* _PROBLEM 1_
Using the passage on microRNAs and TACE response, decide whether each statement agrees with it, answering yes or no and quoting the words that settle it. (a) Before TACE, responders had a higher baseline of miR-26a than non-responders. (b) Baseline miR-107 was significantly higher in TACE responders than in non-responders. (c) Patients were split into low and high expression groups using the mean expression value of each miR.
* _PROBLEM 2_
Carry on the passage on microRNAs and TACE response from where it stops.

* _SUPPLIED PASSAGE_
• • • • • • •

Kaplan–Meier survival analysis of HCC compared to normal controls. A: overall survival and B: progression-free survival according to the signature of five miRs and AFP. Patients were stratified into the low expression group and high expression group based on the median expression value of each miR. Significance was calculated using the log-rank test at p<0.05.
3.4. Association of miRs expression with response to TACE treatment in FFPE specimens.
Based on their response, the HCC patients categorized into two groups; responders (complete and partial responders together) and non-responders (Table S1). We compared the expression of miRs in both groups in order to select miRs associated with HCC patients’ response to TACE (Table S7 and Figure 3A). According to these data, responders had higher baseline of miR-26a (p=0.005), miR-106b (p=0.051) and miR-133 (p=0.017) than non-responders before receiving TACE. However, the baseline miR-107 was significantly lower in TACE responders compared to non-responders (p=0.03).
Figure 3.
The differential expression of miRs in TACE-responder versus non-responders. The expression of miRs in FFPE tissues specimens (A) and serum samples (B) procured from HCC patients was evaluated by qPCR analysis. Bar charts of Log2FC values represented the differentially expression of four miRs in tissues and sera of TACE-responders (R) or partial responders (PR) compared to non-responders (NR) as described in the patients’ section. The Y-axis represents Log2FC normalized against internal control (RNU6-1) and the baseline expression in normal subjects. The mean Log2FC of the two groups compared by student t-test (two-tailed) and the significance level
3.5. Validation of miRs associated with TACE response in serum samples collected from HCC patients.

• • • • • • •

(Stored items from a collection)
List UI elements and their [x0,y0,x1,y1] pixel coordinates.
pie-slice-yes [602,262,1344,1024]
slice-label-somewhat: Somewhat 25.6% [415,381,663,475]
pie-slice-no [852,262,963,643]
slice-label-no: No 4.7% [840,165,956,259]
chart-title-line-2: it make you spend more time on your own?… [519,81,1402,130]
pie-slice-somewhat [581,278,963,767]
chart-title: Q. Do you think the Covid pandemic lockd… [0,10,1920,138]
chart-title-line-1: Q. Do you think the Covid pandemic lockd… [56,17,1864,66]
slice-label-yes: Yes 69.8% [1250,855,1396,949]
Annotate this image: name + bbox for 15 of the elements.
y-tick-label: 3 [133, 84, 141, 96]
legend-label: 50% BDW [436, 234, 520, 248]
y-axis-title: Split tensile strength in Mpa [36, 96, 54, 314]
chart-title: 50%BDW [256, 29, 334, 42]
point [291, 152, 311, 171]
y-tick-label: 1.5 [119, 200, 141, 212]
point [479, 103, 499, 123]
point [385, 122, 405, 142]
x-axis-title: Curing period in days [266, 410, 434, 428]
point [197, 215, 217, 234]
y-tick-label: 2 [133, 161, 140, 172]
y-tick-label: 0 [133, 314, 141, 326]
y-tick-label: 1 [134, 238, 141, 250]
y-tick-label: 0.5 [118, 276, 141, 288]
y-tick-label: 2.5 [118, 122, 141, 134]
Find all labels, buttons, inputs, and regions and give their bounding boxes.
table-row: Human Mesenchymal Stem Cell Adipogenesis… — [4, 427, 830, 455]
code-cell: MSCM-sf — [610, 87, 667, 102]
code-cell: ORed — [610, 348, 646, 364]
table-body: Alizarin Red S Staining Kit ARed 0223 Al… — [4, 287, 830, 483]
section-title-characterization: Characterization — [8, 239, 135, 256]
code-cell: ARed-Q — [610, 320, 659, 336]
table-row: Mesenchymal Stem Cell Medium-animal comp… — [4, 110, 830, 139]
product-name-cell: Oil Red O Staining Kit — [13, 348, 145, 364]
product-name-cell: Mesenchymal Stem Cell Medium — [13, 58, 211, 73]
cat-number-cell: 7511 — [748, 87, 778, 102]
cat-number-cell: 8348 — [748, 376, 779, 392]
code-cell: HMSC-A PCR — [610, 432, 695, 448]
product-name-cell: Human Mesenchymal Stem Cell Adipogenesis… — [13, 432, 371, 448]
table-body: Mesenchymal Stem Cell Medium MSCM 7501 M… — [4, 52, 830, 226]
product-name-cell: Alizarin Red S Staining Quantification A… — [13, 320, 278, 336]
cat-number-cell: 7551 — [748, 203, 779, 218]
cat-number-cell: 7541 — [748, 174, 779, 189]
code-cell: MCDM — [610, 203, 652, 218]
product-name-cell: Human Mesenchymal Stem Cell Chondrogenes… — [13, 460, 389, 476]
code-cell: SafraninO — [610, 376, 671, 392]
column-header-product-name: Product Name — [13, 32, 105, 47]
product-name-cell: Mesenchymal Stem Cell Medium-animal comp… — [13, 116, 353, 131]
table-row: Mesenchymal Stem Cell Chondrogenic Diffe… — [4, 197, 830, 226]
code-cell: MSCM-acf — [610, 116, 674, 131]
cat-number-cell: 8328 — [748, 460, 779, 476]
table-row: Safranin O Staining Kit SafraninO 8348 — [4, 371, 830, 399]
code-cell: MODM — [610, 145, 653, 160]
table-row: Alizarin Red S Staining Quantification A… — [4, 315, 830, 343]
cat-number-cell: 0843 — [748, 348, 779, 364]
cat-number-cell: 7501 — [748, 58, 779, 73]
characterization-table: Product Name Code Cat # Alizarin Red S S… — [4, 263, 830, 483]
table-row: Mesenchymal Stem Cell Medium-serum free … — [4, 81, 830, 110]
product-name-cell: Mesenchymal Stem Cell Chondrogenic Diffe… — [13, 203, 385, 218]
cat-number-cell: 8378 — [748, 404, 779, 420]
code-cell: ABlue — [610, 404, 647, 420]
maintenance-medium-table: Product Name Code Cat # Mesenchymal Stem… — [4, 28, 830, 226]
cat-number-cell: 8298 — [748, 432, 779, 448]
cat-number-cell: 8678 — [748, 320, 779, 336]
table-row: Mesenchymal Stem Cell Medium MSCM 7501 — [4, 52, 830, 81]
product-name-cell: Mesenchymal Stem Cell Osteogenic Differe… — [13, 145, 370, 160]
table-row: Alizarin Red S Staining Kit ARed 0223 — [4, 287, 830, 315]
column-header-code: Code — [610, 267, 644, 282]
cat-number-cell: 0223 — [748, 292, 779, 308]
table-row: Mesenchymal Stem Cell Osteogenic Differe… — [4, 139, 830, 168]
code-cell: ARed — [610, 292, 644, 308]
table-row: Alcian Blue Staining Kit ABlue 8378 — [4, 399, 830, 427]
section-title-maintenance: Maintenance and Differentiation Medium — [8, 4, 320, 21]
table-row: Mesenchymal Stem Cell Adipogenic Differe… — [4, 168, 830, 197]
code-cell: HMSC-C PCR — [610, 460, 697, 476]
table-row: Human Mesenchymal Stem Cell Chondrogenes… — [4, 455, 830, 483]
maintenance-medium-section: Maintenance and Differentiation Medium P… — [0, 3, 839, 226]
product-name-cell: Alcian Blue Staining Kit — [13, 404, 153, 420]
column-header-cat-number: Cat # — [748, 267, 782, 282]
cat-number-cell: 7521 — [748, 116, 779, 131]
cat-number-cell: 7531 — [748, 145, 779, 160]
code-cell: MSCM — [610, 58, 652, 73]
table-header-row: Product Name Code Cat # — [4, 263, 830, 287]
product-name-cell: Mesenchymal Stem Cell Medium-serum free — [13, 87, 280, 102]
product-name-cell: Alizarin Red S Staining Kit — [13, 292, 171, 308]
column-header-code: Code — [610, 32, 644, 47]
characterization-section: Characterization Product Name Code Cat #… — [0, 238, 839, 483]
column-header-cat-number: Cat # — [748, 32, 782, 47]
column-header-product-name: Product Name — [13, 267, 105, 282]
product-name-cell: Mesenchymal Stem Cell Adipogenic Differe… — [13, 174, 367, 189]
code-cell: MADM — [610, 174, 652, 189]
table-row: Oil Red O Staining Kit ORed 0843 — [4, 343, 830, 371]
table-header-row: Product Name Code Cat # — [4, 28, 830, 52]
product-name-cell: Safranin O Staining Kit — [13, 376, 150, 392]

• • • • • • •

* _EXPECTED ANSWER 1_
(a) Yes: "responders had higher baseline of miR-26a (p=0.005)"
(b) No: "the baseline miR-107 was significantly lower in TACE responders compared to non-responders (p=0.03)"
(c) No: "based on the median expression value of each miR"

* _EXPECTED ANSWER 2_
Patients categorized into three groups according to their TACE response; complete responders (CR), partial responders (PR) and non-responders (NR). As shown in Table 1, the baseline of miR-26a, miR-106b, miR-107 and miR-133b was significantly altered in sera of CR, PR and NR as depicted in Table 1 & Figure 3B. Interestingly, miR-26a and miR-133b recorded the highest significant differences (p<0.001) while miR-106b and miR-107 had a p-value of <0.05. In contrast to FFPE tissues, pairwise comparisons revealed that both CR and PR had significantly lower serum baseline of miR-26a than NR patients (p <0.001) for both comparisons using ANOVA followed by Gabriel Post-Hoc test. However, serum level of miR-26a in CR and PR was indistinguishable. This contrast between tissues and serum was also established by miR-107 but in the opposite direction. This evidenced by its significant elevation in CR compared to NR (p=0.032) but failed to achieve the significance in either CR-PR or PR-NR comparisons. Of note, miR-106b and miR-133b had a higher expression trend on tissues and serum levels in TACE responders compared to non-responders. The most striking observation in the serum samples was the highly elevated baseline of miR-133 in responders versus non-responders observed in all pairwise comparisons. This difference was not only demonstrated when miR-133b in CR compared to either NR or PR but also when we PR compared to NR (p<0.001).
Table 1: Validation of miRs expression pattern in the sera of TACE responders versus non-responders of HCC patients.
Data are represented as Log2FC normalized against internal control (U6) and the baseline expression in normal controls. *Pairwise comparisons of miR-26a and miR-133 carried out by Gabriel Post Hoc test. ** Pairwise comparison carried out according to Kruskal-Wallis Post Hoc. Data considered significant at n<0.05.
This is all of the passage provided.